## begin

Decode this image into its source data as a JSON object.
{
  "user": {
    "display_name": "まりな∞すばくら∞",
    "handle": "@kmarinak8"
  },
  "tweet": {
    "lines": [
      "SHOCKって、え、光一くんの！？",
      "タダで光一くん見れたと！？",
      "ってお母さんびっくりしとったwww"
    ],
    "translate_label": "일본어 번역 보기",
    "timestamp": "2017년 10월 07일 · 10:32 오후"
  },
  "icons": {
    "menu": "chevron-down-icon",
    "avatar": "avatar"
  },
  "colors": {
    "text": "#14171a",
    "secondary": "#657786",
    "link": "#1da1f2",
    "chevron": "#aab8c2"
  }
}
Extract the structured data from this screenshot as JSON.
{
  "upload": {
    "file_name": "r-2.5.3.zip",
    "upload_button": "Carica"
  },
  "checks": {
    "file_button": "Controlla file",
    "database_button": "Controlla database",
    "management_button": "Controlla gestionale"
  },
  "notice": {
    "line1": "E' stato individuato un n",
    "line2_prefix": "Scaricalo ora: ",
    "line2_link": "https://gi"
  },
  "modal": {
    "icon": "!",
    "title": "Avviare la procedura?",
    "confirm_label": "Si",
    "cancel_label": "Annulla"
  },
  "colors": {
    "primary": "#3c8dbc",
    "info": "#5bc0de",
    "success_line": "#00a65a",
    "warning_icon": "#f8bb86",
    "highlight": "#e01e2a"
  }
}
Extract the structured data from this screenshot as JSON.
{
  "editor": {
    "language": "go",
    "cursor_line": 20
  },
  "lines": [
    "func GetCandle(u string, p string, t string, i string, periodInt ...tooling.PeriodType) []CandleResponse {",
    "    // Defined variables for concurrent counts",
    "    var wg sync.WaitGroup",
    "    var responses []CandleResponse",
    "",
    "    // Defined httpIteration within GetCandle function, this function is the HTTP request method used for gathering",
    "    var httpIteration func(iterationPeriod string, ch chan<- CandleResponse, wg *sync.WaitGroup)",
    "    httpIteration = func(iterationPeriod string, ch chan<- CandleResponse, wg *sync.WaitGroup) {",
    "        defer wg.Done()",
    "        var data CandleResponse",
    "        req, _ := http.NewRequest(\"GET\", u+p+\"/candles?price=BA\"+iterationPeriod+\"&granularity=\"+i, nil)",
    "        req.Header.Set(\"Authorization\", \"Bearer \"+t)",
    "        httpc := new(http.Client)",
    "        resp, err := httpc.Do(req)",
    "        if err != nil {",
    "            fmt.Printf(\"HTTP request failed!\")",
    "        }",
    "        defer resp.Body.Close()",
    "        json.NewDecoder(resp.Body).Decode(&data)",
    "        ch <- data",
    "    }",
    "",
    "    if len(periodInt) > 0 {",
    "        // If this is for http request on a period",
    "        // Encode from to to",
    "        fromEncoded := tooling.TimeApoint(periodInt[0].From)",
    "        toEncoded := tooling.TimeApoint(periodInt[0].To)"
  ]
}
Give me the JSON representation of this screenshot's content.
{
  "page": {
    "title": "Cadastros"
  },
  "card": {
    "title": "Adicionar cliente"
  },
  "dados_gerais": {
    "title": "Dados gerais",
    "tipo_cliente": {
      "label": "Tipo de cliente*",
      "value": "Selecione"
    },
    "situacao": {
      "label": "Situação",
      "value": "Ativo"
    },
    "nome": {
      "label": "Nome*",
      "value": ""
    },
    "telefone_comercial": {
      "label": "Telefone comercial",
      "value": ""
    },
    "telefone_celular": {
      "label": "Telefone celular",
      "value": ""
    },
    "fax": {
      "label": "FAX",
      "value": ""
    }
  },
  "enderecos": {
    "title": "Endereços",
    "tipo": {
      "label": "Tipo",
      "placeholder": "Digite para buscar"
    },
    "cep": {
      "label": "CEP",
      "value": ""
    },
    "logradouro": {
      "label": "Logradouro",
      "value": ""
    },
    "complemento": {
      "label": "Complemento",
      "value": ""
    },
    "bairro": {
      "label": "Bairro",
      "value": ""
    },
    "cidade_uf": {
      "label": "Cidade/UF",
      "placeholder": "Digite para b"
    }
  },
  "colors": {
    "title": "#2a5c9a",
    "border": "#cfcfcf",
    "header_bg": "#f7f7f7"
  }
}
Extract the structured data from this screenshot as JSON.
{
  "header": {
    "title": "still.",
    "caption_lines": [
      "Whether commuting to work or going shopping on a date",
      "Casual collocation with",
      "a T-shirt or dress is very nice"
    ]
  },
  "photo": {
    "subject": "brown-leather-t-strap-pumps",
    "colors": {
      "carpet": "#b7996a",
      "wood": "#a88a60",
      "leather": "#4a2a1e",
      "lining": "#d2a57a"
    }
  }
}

## end

» **WHAT TO PRODUCE**: Copy each line of the data exactly, leaving nothing out.

» **FULL ANSWER**:
Decode this image into its source data as a JSON object.
{
  "user": {
    "display_name": "まりな∞すばくら∞",
    "handle": "@kmarinak8"
  },
  "tweet": {
    "lines": [
      "SHOCKって、え、光一くんの！？",
      "タダで光一くん見れたと！？",
      "ってお母さんびっくりしとったwww"
    ],
    "translate_label": "일본어 번역 보기",
    "timestamp": "2017년 10월 07일 · 10:32 오후"
  },
  "icons": {
    "menu": "chevron-down-icon",
    "avatar": "avatar"
  },
  "colors": {
    "text": "#14171a",
    "secondary": "#657786",
    "link": "#1da1f2",
    "chevron": "#aab8c2"
  }
}
Extract the structured data from this screenshot as JSON.
{
  "upload": {
    "file_name": "r-2.5.3.zip",
    "upload_button": "Carica"
  },
  "checks": {
    "file_button": "Controlla file",
    "database_button": "Controlla database",
    "management_button": "Controlla gestionale"
  },
  "notice": {
    "line1": "E' stato individuato un n",
    "line2_prefix": "Scaricalo ora: ",
    "line2_link": "https://gi"
  },
  "modal": {
    "icon": "!",
    "title": "Avviare la procedura?",
    "confirm_label": "Si",
    "cancel_label": "Annulla"
  },
  "colors": {
    "primary": "#3c8dbc",
    "info": "#5bc0de",
    "success_line": "#00a65a",
    "warning_icon": "#f8bb86",
    "highlight": "#e01e2a"
  }
}
Extract the structured data from this screenshot as JSON.
{
  "editor": {
    "language": "go",
    "cursor_line": 20
  },
  "lines": [
    "func GetCandle(u string, p string, t string, i string, periodInt ...tooling.PeriodType) []CandleResponse {",
    "    // Defined variables for concurrent counts",
    "    var wg sync.WaitGroup",
    "    var responses []CandleResponse",
    "",
    "    // Defined httpIteration within GetCandle function, this function is the HTTP request method used for gathering",
    "    var httpIteration func(iterationPeriod string, ch chan<- CandleResponse, wg *sync.WaitGroup)",
    "    httpIteration = func(iterationPeriod string, ch chan<- CandleResponse, wg *sync.WaitGroup) {",
    "        defer wg.Done()",
    "        var data CandleResponse",
    "        req, _ := http.NewRequest(\"GET\", u+p+\"/candles?price=BA\"+iterationPeriod+\"&granularity=\"+i, nil)",
    "        req.Header.Set(\"Authorization\", \"Bearer \"+t)",
    "        httpc := new(http.Client)",
    "        resp, err := httpc.Do(req)",
    "        if err != nil {",
    "            fmt.Printf(\"HTTP request failed!\")",
    "        }",
    "        defer resp.Body.Close()",
    "        json.NewDecoder(resp.Body).Decode(&data)",
    "        ch <- data",
    "    }",
    "",
    "    if len(periodInt) > 0 {",
    "        // If this is for http request on a period",
    "        // Encode from to to",
    "        fromEncoded := tooling.TimeApoint(periodInt[0].From)",
    "        toEncoded := tooling.TimeApoint(periodInt[0].To)"
  ]
}
Give me the JSON representation of this screenshot's content.
{
  "page": {
    "title": "Cadastros"
  },
  "card": {
    "title": "Adicionar cliente"
  },
  "dados_gerais": {
    "title": "Dados gerais",
    "tipo_cliente": {
      "label": "Tipo de cliente*",
      "value": "Selecione"
    },
    "situacao": {
      "label": "Situação",
      "value": "Ativo"
    },
    "nome": {
      "label": "Nome*",
      "value": ""
    },
    "telefone_comercial": {
      "label": "Telefone comercial",
      "value": ""
    },
    "telefone_celular": {
      "label": "Telefone celular",
      "value": ""
    },
    "fax": {
      "label": "FAX",
      "value": ""
    }
  },
  "enderecos": {
    "title": "Endereços",
    "tipo": {
      "label": "Tipo",
      "placeholder": "Digite para buscar"
    },
    "cep": {
      "label": "CEP",
      "value": ""
    },
    "logradouro": {
      "label": "Logradouro",
      "value": ""
    },
    "complemento": {
      "label": "Complemento",
      "value": ""
    },
    "bairro": {
      "label": "Bairro",
      "value": ""
    },
    "cidade_uf": {
      "label": "Cidade/UF",
      "placeholder": "Digite para b"
    }
  },
  "colors": {
    "title": "#2a5c9a",
    "border": "#cfcfcf",
    "header_bg": "#f7f7f7"
  }
}
Extract the structured data from this screenshot as JSON.
{
  "header": {
    "title": "still.",
    "caption_lines": [
      "Whether commuting to work or going shopping on a date",
      "Casual collocation with",
      "a T-shirt or dress is very nice"
    ]
  },
  "photo": {
    "subject": "brown-leather-t-strap-pumps",
    "colors": {
      "carpet": "#b7996a",
      "wood": "#a88a60",
      "leather": "#4a2a1e",
      "lining": "#d2a57a"
    }
  }
}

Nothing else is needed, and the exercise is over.